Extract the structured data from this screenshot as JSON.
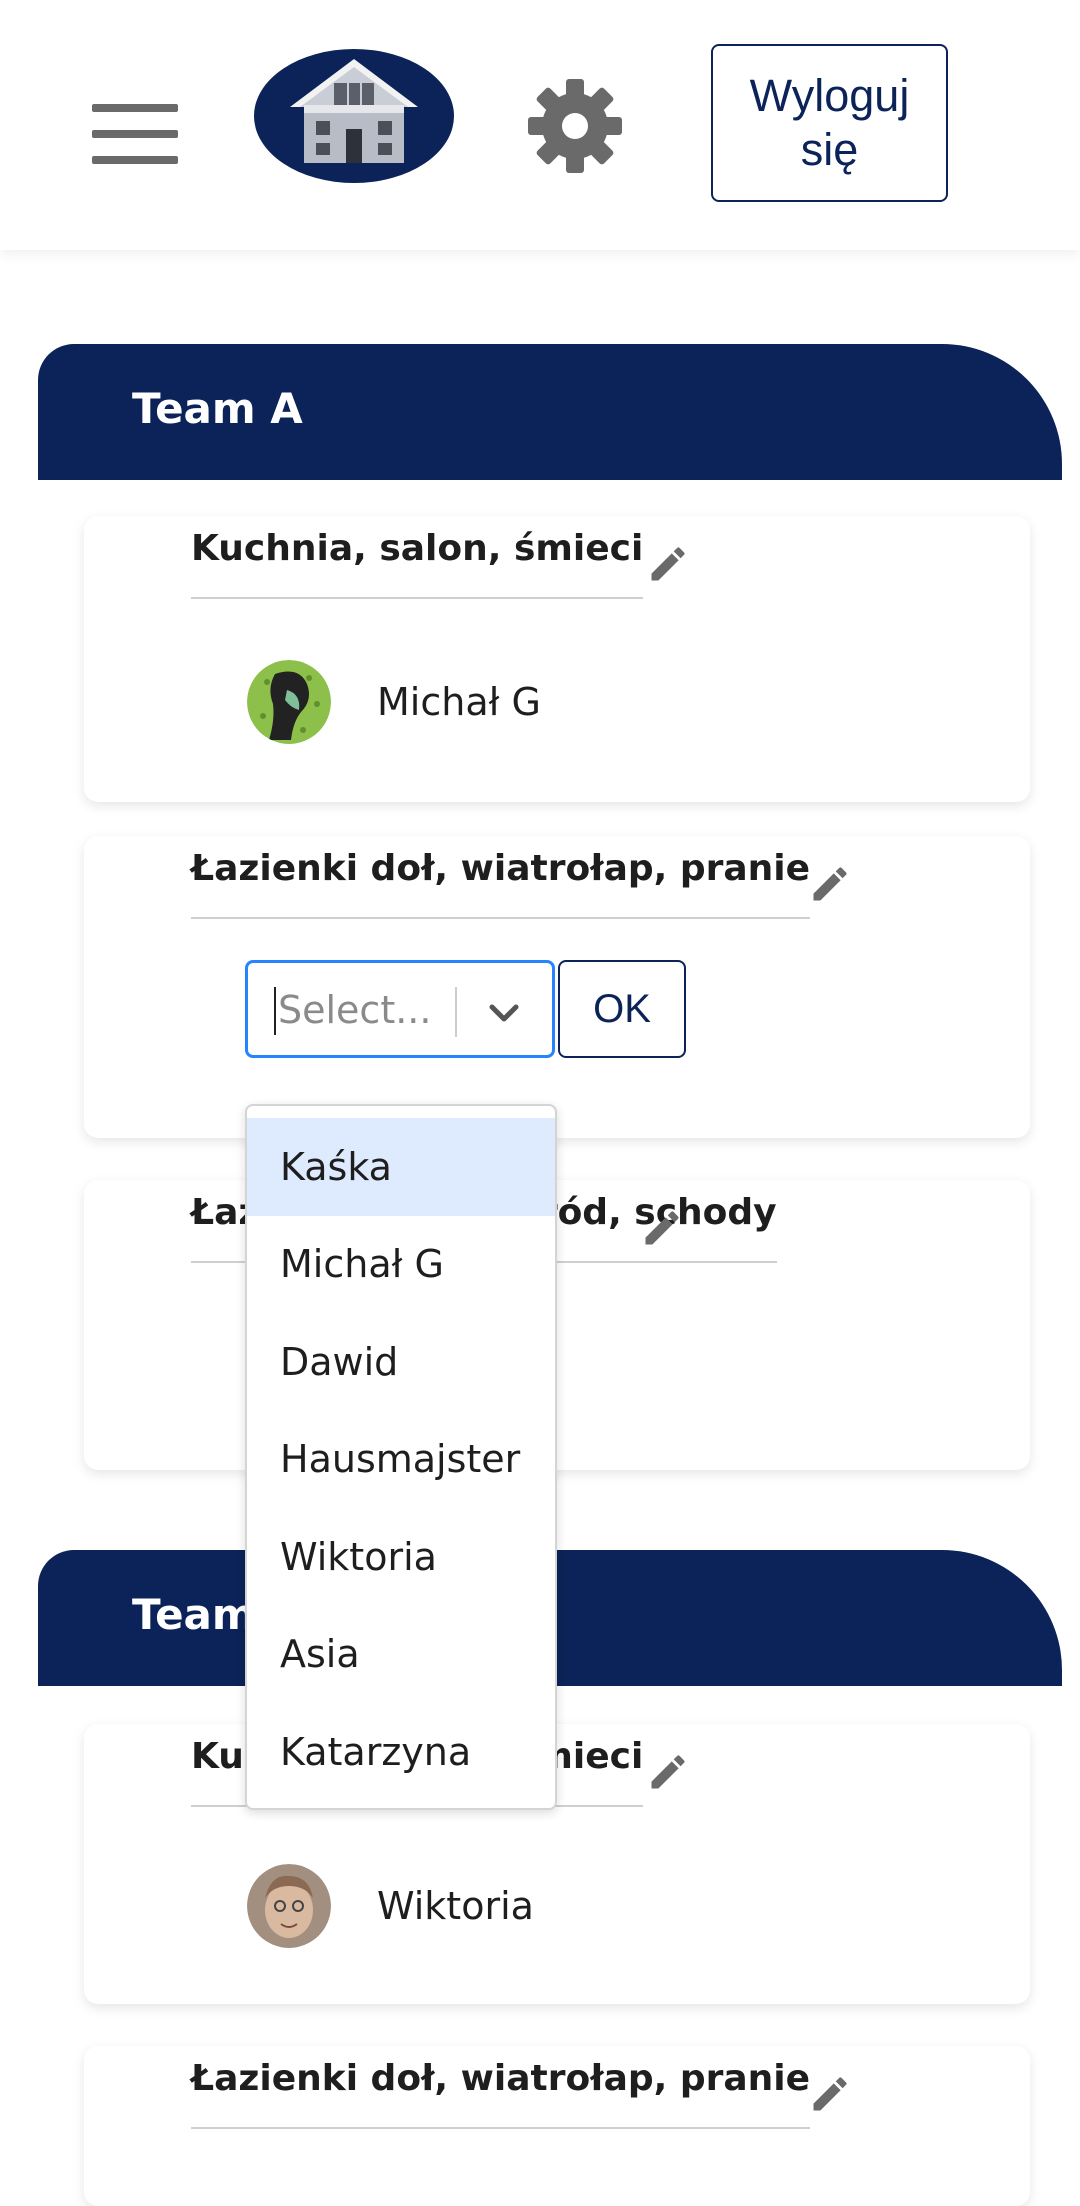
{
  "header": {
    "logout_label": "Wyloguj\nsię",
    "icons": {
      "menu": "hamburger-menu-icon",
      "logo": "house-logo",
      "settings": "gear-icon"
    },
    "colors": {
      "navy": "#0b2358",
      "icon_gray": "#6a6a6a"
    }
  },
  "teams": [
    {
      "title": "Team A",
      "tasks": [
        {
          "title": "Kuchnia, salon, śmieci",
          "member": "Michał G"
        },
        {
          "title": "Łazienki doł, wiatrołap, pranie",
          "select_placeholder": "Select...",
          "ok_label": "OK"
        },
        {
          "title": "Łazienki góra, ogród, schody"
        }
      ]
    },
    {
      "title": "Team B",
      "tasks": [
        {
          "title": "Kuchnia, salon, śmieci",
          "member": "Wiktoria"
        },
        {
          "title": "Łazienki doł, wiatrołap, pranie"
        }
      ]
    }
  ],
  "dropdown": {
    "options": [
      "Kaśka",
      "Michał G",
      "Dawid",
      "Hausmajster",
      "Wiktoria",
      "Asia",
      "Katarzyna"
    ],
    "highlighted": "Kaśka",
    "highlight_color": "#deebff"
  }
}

----------

> [PROBLEM]: Reproduce every line exactly and omit all pictures.

> [FINISHED EXERCISE]:
Extract the structured data from this screenshot as JSON.
{
  "header": {
    "logout_label": "Wyloguj\nsię",
    "icons": {
      "menu": "hamburger-menu-icon",
      "logo": "house-logo",
      "settings": "gear-icon"
    },
    "colors": {
      "navy": "#0b2358",
      "icon_gray": "#6a6a6a"
    }
  },
  "teams": [
    {
      "title": "Team A",
      "tasks": [
        {
          "title": "Kuchnia, salon, śmieci",
          "member": "Michał G"
        },
        {
          "title": "Łazienki doł, wiatrołap, pranie",
          "select_placeholder": "Select...",
          "ok_label": "OK"
        },
        {
          "title": "Łazienki góra, ogród, schody"
        }
      ]
    },
    {
      "title": "Team B",
      "tasks": [
        {
          "title": "Kuchnia, salon, śmieci",
          "member": "Wiktoria"
        },
        {
          "title": "Łazienki doł, wiatrołap, pranie"
        }
      ]
    }
  ],
  "dropdown": {
    "options": [
      "Kaśka",
      "Michał G",
      "Dawid",
      "Hausmajster",
      "Wiktoria",
      "Asia",
      "Katarzyna"
    ],
    "highlighted": "Kaśka",
    "highlight_color": "#deebff"
  }
}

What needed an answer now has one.